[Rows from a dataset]
==========

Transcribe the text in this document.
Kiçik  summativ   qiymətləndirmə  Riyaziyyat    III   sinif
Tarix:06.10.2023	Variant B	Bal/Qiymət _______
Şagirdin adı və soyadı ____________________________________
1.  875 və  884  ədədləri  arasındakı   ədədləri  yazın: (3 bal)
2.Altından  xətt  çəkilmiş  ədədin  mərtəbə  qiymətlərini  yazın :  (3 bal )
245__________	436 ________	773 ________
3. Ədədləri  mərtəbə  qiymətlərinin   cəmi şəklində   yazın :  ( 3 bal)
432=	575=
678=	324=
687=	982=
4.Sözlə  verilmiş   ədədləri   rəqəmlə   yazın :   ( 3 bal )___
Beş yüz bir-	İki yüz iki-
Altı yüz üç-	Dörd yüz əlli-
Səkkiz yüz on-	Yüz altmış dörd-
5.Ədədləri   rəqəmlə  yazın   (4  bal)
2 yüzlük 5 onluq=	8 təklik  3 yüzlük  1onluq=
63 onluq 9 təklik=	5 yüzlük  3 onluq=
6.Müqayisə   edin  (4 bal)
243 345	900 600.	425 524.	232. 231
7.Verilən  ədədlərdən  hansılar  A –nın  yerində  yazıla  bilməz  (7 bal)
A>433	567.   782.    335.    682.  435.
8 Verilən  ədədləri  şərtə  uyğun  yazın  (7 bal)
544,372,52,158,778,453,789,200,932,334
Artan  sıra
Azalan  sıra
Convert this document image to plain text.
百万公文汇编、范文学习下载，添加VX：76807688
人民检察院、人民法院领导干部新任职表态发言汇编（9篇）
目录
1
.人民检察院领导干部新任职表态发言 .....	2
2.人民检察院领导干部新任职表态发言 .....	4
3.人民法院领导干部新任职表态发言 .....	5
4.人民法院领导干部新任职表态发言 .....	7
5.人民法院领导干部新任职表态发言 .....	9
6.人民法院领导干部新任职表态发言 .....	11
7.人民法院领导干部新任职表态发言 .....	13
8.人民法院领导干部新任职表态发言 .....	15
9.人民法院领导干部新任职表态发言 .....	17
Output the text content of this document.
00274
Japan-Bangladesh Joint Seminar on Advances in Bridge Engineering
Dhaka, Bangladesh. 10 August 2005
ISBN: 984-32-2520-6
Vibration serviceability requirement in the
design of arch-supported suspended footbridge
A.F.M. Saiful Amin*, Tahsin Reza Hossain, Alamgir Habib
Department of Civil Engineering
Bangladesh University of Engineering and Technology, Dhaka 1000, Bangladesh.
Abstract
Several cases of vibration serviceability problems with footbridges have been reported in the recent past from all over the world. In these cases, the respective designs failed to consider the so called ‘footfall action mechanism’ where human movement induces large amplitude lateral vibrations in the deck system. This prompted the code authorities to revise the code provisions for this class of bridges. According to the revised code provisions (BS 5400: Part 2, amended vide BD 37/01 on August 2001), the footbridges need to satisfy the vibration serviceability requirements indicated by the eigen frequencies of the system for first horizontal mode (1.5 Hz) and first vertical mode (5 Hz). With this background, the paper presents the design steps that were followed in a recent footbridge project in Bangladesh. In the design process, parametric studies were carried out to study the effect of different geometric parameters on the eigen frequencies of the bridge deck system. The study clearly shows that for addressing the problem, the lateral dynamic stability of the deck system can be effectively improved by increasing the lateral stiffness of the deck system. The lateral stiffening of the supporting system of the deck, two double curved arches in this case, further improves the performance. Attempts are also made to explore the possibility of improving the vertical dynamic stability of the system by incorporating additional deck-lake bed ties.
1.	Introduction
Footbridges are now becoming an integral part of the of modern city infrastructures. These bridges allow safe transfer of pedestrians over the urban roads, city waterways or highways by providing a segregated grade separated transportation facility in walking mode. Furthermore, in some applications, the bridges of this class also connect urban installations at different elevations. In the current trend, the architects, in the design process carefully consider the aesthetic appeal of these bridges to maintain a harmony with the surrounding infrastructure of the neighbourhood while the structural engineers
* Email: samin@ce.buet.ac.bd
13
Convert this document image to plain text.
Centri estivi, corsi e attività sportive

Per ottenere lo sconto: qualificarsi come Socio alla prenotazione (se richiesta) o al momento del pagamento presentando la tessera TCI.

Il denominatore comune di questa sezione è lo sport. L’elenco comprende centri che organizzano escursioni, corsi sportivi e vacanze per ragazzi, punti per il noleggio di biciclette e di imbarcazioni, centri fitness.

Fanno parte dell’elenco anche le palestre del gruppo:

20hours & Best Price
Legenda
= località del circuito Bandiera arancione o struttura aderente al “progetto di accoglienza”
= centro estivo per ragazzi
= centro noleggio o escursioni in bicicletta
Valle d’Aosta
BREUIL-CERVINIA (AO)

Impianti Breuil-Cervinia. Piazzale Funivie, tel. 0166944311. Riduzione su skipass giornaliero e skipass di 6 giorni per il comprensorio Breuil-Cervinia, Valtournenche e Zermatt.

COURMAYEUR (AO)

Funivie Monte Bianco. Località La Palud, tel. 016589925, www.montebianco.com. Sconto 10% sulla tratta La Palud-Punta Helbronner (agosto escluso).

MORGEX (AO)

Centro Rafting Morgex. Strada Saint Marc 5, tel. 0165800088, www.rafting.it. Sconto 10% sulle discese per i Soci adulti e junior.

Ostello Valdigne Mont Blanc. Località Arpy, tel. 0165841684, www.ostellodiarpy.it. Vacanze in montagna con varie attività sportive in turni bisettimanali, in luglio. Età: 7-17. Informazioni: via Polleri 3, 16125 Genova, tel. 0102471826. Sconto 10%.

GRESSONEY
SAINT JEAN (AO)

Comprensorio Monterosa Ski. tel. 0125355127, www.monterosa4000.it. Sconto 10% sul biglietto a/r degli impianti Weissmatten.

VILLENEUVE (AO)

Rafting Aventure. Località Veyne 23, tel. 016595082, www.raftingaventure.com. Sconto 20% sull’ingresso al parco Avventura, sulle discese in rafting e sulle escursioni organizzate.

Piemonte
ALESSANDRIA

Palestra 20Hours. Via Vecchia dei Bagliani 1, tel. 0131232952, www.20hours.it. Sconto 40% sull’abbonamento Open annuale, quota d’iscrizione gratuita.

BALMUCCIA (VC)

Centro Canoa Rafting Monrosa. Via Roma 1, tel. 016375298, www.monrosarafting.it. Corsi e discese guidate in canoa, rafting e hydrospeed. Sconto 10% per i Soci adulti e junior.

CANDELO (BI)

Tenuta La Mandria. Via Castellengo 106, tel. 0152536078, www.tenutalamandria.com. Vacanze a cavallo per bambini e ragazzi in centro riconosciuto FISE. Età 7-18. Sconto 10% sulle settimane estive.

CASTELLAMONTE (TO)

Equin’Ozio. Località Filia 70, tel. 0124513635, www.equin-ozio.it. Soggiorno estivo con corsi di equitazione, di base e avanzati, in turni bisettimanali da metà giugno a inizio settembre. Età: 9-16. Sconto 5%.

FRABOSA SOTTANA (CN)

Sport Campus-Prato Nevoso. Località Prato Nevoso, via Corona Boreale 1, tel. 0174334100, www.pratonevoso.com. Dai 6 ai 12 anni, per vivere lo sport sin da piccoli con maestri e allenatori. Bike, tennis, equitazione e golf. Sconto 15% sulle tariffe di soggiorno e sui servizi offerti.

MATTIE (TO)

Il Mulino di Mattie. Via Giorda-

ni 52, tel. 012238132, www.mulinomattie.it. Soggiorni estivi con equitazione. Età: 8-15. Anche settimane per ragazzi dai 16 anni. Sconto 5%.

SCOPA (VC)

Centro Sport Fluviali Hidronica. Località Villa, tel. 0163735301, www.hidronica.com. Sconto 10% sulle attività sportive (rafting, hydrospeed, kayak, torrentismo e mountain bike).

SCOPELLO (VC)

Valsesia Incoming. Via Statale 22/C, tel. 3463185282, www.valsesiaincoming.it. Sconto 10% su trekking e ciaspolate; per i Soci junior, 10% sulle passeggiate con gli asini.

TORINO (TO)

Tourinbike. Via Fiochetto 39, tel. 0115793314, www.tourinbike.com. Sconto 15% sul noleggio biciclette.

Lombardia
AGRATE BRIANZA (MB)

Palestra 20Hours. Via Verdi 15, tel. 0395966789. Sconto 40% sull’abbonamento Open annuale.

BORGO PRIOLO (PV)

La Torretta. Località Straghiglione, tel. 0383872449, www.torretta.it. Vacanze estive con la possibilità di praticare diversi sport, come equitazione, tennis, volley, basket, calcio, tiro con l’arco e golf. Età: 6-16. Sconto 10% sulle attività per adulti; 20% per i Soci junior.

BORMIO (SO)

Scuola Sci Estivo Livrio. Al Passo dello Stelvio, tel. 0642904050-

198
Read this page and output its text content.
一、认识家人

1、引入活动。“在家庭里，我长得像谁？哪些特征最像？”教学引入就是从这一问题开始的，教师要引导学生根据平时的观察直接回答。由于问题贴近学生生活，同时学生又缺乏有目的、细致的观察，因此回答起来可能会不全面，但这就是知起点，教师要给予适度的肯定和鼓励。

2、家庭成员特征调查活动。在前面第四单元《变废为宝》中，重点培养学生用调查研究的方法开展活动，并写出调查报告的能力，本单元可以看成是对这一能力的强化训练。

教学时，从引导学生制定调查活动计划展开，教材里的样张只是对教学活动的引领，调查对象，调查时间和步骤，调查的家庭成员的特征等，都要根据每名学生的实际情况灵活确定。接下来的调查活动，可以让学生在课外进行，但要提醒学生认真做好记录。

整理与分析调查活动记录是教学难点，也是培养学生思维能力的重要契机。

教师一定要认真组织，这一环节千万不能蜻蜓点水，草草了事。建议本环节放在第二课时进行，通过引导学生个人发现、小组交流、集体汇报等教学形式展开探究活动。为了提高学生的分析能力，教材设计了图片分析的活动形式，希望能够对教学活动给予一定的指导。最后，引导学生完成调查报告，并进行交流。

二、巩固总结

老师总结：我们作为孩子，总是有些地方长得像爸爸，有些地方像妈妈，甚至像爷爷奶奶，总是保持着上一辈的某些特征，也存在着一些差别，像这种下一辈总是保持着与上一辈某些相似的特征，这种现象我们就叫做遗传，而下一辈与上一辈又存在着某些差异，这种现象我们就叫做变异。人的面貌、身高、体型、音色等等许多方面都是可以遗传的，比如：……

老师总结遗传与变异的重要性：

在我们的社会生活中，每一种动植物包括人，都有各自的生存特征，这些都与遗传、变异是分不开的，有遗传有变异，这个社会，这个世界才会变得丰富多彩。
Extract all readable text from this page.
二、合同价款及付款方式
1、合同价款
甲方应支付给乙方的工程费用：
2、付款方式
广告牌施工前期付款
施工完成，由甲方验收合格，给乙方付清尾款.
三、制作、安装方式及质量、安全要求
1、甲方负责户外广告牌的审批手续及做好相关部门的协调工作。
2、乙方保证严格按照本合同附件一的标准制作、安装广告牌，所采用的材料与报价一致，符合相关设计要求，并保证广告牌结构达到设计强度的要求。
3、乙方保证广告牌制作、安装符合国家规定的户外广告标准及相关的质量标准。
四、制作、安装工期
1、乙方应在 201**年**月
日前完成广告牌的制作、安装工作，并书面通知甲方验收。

==========

# PROBLEM STATEMENT:
Pull every line containing the word "equitazione" out of the material.

# EXERCISE OUTPUT:
Equin’Ozio. Località Filia 70, tel. 0124513635, www.equin-ozio.it. Soggiorno estivo con corsi di equitazione, di base e avanzati, in turni bisettimanali da metà giugno a inizio settembre. Età: 9-16. Sconto 5%.
Sport Campus-Prato Nevoso. Località Prato Nevoso, via Corona Boreale 1, tel. 0174334100, www.pratonevoso.com. Dai 6 ai 12 anni, per vivere lo sport sin da piccoli con maestri e allenatori. Bike, tennis, equitazione e golf. Sconto 15% sulle tariffe di soggiorno e sui servizi offerti.
ni 52, tel. 012238132, www.mulinomattie.it. Soggiorni estivi con equitazione. Età: 8-15. Anche settimane per ragazzi dai 16 anni. Sconto 5%.
La Torretta. Località Straghiglione, tel. 0383872449, www.torretta.it. Vacanze estive con la possibilità di praticare diversi sport, come equitazione, tennis, volley, basket, calcio, tiro con l’arco e golf. Età: 6-16. Sconto 10% sulle attività per adulti; 20% per i Soci junior.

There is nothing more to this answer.